> **Given problem**: Pictures aside, repeat every entry exactly.

Extracted data entries:
• • • • •

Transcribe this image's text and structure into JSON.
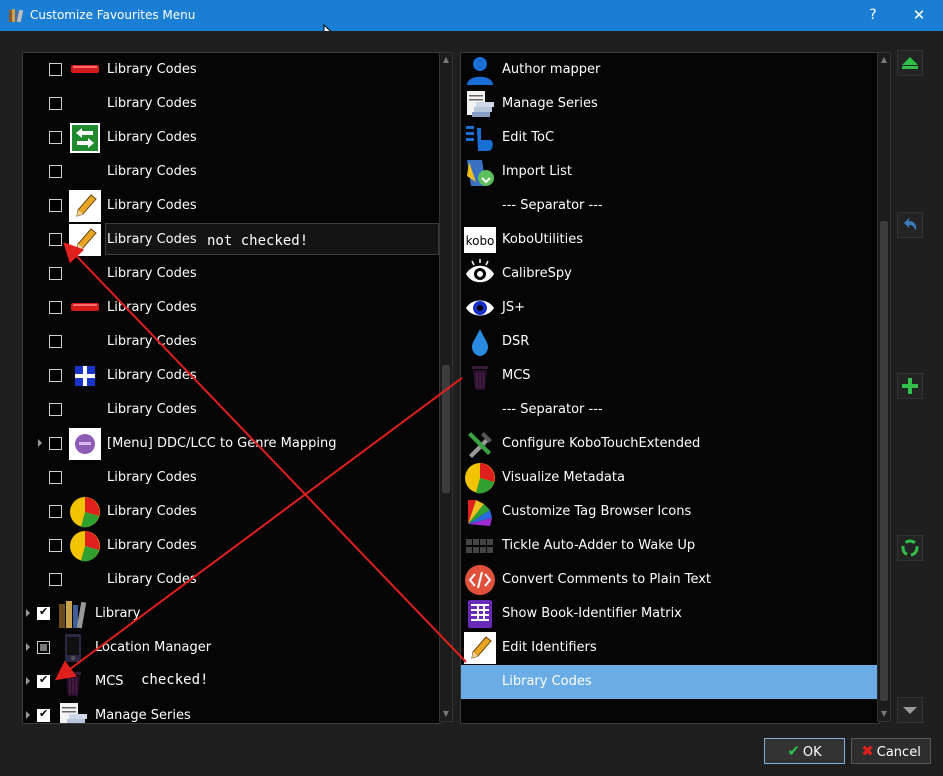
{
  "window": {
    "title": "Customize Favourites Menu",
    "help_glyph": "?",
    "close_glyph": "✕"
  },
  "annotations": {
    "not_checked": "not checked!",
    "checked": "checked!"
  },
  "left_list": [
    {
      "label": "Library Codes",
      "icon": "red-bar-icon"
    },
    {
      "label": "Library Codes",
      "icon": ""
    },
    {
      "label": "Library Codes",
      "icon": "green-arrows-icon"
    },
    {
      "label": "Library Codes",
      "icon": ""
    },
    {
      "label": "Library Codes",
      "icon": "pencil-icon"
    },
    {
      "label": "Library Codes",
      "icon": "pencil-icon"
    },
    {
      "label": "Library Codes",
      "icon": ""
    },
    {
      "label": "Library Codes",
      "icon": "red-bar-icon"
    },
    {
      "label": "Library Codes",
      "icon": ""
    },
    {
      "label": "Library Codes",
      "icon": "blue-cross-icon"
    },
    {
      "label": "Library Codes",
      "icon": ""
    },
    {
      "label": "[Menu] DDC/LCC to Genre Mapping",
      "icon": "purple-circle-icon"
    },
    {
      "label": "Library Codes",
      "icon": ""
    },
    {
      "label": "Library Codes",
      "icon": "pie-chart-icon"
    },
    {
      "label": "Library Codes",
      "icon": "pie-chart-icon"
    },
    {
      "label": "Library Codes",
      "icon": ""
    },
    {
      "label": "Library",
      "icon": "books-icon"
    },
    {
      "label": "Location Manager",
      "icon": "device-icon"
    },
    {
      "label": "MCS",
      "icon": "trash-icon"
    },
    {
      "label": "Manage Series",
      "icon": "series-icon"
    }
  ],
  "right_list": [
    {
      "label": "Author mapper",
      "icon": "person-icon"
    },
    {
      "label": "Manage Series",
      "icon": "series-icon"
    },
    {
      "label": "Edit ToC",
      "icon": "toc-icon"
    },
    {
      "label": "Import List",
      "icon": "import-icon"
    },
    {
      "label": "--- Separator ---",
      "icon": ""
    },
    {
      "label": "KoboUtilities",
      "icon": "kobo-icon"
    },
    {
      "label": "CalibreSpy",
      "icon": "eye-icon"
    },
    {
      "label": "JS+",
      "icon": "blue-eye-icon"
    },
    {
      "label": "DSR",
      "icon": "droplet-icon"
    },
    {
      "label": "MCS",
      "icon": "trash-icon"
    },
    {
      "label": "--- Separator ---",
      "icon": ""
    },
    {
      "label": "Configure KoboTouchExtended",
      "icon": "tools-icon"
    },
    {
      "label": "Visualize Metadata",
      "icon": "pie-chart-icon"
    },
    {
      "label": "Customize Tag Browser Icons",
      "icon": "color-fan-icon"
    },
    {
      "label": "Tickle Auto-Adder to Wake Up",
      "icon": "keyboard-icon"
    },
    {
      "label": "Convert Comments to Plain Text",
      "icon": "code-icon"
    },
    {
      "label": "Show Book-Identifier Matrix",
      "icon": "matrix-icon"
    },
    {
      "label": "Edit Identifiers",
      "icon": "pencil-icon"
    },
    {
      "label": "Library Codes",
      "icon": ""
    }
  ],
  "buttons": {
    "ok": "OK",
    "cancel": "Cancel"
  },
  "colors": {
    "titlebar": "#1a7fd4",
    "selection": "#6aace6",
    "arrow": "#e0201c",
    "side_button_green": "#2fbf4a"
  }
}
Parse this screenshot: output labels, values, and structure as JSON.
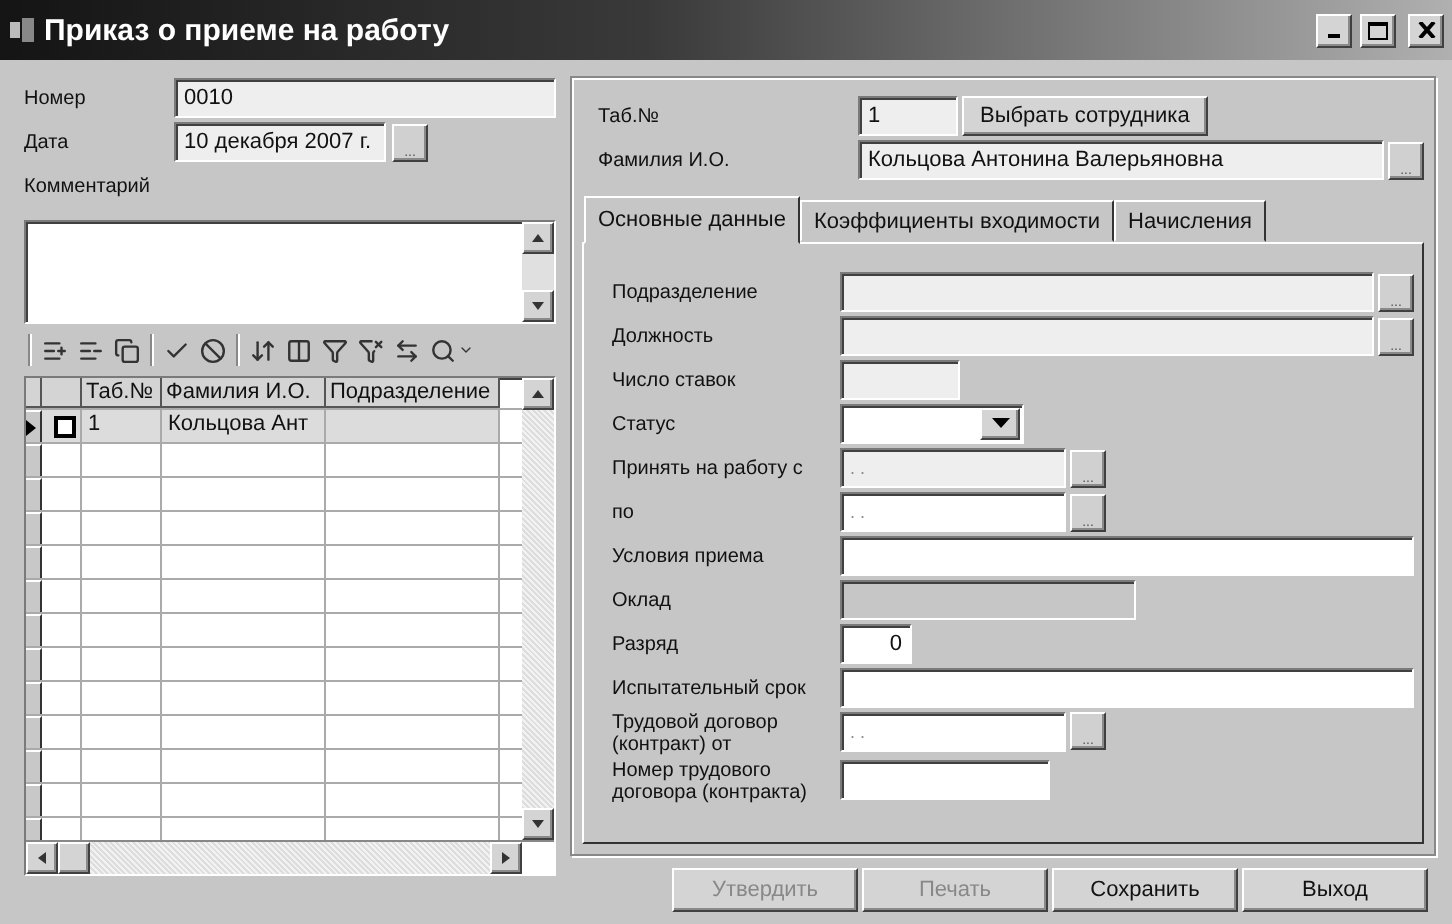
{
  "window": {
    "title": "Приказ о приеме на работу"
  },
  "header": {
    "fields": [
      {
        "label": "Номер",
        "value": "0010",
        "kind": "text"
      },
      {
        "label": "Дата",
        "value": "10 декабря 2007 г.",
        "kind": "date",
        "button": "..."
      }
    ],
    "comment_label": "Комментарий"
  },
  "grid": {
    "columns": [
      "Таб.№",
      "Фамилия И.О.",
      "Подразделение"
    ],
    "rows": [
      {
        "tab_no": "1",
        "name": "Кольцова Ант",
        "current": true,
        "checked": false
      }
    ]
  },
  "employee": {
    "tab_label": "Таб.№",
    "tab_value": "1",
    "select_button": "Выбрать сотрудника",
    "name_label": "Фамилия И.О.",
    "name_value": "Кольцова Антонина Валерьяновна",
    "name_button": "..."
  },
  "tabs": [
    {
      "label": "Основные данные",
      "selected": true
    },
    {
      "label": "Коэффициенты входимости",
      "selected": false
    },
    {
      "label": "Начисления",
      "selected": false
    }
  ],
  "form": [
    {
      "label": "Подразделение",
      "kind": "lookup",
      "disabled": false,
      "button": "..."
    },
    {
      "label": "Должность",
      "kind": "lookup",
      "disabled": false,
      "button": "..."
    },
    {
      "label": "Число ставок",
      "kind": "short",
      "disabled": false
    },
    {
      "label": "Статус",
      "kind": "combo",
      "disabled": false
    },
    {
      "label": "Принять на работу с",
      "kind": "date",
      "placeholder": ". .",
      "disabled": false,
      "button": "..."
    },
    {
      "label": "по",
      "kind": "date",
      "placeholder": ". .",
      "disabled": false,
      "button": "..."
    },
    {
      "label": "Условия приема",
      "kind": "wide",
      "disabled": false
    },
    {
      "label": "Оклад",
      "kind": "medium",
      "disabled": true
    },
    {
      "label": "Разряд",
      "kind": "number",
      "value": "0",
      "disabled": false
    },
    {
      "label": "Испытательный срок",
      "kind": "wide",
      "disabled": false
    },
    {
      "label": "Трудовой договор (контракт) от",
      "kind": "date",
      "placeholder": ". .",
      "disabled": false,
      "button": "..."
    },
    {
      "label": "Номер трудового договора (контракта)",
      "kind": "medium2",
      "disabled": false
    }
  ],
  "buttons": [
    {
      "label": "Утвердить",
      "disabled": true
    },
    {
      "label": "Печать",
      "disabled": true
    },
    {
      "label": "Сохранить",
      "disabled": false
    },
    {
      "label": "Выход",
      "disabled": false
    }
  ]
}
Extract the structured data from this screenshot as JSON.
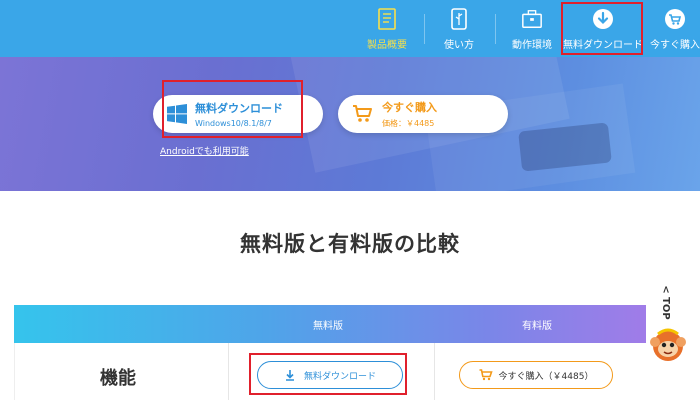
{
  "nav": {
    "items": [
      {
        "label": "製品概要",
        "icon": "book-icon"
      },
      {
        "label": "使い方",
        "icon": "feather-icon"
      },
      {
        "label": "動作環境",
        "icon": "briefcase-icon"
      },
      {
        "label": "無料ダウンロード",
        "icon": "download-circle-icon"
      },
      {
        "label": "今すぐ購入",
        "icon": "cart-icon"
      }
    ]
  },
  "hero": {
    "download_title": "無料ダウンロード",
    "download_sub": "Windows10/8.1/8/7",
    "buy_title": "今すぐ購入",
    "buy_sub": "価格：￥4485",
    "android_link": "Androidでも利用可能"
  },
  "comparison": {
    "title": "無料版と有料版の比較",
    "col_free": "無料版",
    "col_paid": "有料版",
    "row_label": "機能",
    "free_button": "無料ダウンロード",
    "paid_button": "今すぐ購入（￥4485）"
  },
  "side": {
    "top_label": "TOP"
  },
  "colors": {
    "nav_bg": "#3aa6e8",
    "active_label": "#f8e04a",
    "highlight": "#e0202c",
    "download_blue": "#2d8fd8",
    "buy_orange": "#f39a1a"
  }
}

• • • • •

> **Expected output**:
Transcribe this image's text and structure into JSON.
{
  "window": {
    "title": "Customize Favourites Menu",
    "help_glyph": "?",
    "close_glyph": "✕"
  },
  "annotations": {
    "not_checked": "not checked!",
    "checked": "checked!"
  },
  "left_list": [
    {
      "label": "Library Codes",
      "icon": "red-bar-icon"
    },
    {
      "label": "Library Codes",
      "icon": ""
    },
    {
      "label": "Library Codes",
      "icon": "green-arrows-icon"
    },
    {
      "label": "Library Codes",
      "icon": ""
    },
    {
      "label": "Library Codes",
      "icon": "pencil-icon"
    },
    {
      "label": "Library Codes",
      "icon": "pencil-icon"
    },
    {
      "label": "Library Codes",
      "icon": ""
    },
    {
      "label": "Library Codes",
      "icon": "red-bar-icon"
    },
    {
      "label": "Library Codes",
      "icon": ""
    },
    {
      "label": "Library Codes",
      "icon": "blue-cross-icon"
    },
    {
      "label": "Library Codes",
      "icon": ""
    },
    {
      "label": "[Menu] DDC/LCC to Genre Mapping",
      "icon": "purple-circle-icon"
    },
    {
      "label": "Library Codes",
      "icon": ""
    },
    {
      "label": "Library Codes",
      "icon": "pie-chart-icon"
    },
    {
      "label": "Library Codes",
      "icon": "pie-chart-icon"
    },
    {
      "label": "Library Codes",
      "icon": ""
    },
    {
      "label": "Library",
      "icon": "books-icon"
    },
    {
      "label": "Location Manager",
      "icon": "device-icon"
    },
    {
      "label": "MCS",
      "icon": "trash-icon"
    },
    {
      "label": "Manage Series",
      "icon": "series-icon"
    }
  ],
  "right_list": [
    {
      "label": "Author mapper",
      "icon": "person-icon"
    },
    {
      "label": "Manage Series",
      "icon": "series-icon"
    },
    {
      "label": "Edit ToC",
      "icon": "toc-icon"
    },
    {
      "label": "Import List",
      "icon": "import-icon"
    },
    {
      "label": "--- Separator ---",
      "icon": ""
    },
    {
      "label": "KoboUtilities",
      "icon": "kobo-icon"
    },
    {
      "label": "CalibreSpy",
      "icon": "eye-icon"
    },
    {
      "label": "JS+",
      "icon": "blue-eye-icon"
    },
    {
      "label": "DSR",
      "icon": "droplet-icon"
    },
    {
      "label": "MCS",
      "icon": "trash-icon"
    },
    {
      "label": "--- Separator ---",
      "icon": ""
    },
    {
      "label": "Configure KoboTouchExtended",
      "icon": "tools-icon"
    },
    {
      "label": "Visualize Metadata",
      "icon": "pie-chart-icon"
    },
    {
      "label": "Customize Tag Browser Icons",
      "icon": "color-fan-icon"
    },
    {
      "label": "Tickle Auto-Adder to Wake Up",
      "icon": "keyboard-icon"
    },
    {
      "label": "Convert Comments to Plain Text",
      "icon": "code-icon"
    },
    {
      "label": "Show Book-Identifier Matrix",
      "icon": "matrix-icon"
    },
    {
      "label": "Edit Identifiers",
      "icon": "pencil-icon"
    },
    {
      "label": "Library Codes",
      "icon": ""
    }
  ],
  "buttons": {
    "ok": "OK",
    "cancel": "Cancel"
  },
  "colors": {
    "titlebar": "#1a7fd4",
    "selection": "#6aace6",
    "arrow": "#e0201c",
    "side_button_green": "#2fbf4a"
  }
}
Parse this screenshot: output labels, values, and structure as JSON.
{
  "window": {
    "title": "Приказ о приеме на работу"
  },
  "header": {
    "fields": [
      {
        "label": "Номер",
        "value": "0010",
        "kind": "text"
      },
      {
        "label": "Дата",
        "value": "10 декабря 2007 г.",
        "kind": "date",
        "button": "..."
      }
    ],
    "comment_label": "Комментарий"
  },
  "grid": {
    "columns": [
      "Таб.№",
      "Фамилия И.О.",
      "Подразделение"
    ],
    "rows": [
      {
        "tab_no": "1",
        "name": "Кольцова Ант",
        "current": true,
        "checked": false
      }
    ]
  },
  "employee": {
    "tab_label": "Таб.№",
    "tab_value": "1",
    "select_button": "Выбрать сотрудника",
    "name_label": "Фамилия И.О.",
    "name_value": "Кольцова Антонина Валерьяновна",
    "name_button": "..."
  },
  "tabs": [
    {
      "label": "Основные данные",
      "selected": true
    },
    {
      "label": "Коэффициенты входимости",
      "selected": false
    },
    {
      "label": "Начисления",
      "selected": false
    }
  ],
  "form": [
    {
      "label": "Подразделение",
      "kind": "lookup",
      "disabled": false,
      "button": "..."
    },
    {
      "label": "Должность",
      "kind": "lookup",
      "disabled": false,
      "button": "..."
    },
    {
      "label": "Число ставок",
      "kind": "short",
      "disabled": false
    },
    {
      "label": "Статус",
      "kind": "combo",
      "disabled": false
    },
    {
      "label": "Принять на работу с",
      "kind": "date",
      "placeholder": ". .",
      "disabled": false,
      "button": "..."
    },
    {
      "label": "по",
      "kind": "date",
      "placeholder": ". .",
      "disabled": false,
      "button": "..."
    },
    {
      "label": "Условия приема",
      "kind": "wide",
      "disabled": false
    },
    {
      "label": "Оклад",
      "kind": "medium",
      "disabled": true
    },
    {
      "label": "Разряд",
      "kind": "number",
      "value": "0",
      "disabled": false
    },
    {
      "label": "Испытательный срок",
      "kind": "wide",
      "disabled": false
    },
    {
      "label": "Трудовой договор (контракт) от",
      "kind": "date",
      "placeholder": ". .",
      "disabled": false,
      "button": "..."
    },
    {
      "label": "Номер трудового договора (контракта)",
      "kind": "medium2",
      "disabled": false
    }
  ],
  "buttons": [
    {
      "label": "Утвердить",
      "disabled": true
    },
    {
      "label": "Печать",
      "disabled": true
    },
    {
      "label": "Сохранить",
      "disabled": false
    },
    {
      "label": "Выход",
      "disabled": false
    }
  ]
}
Extract the structured data from this screenshot as JSON.
{
  "nav": {
    "items": [
      {
        "label": "製品概要",
        "icon": "book-icon"
      },
      {
        "label": "使い方",
        "icon": "feather-icon"
      },
      {
        "label": "動作環境",
        "icon": "briefcase-icon"
      },
      {
        "label": "無料ダウンロード",
        "icon": "download-circle-icon"
      },
      {
        "label": "今すぐ購入",
        "icon": "cart-icon"
      }
    ]
  },
  "hero": {
    "download_title": "無料ダウンロード",
    "download_sub": "Windows10/8.1/8/7",
    "buy_title": "今すぐ購入",
    "buy_sub": "価格：￥4485",
    "android_link": "Androidでも利用可能"
  },
  "comparison": {
    "title": "無料版と有料版の比較",
    "col_free": "無料版",
    "col_paid": "有料版",
    "row_label": "機能",
    "free_button": "無料ダウンロード",
    "paid_button": "今すぐ購入（￥4485）"
  },
  "side": {
    "top_label": "TOP"
  },
  "colors": {
    "nav_bg": "#3aa6e8",
    "active_label": "#f8e04a",
    "highlight": "#e0202c",
    "download_blue": "#2d8fd8",
    "buy_orange": "#f39a1a"
  }
}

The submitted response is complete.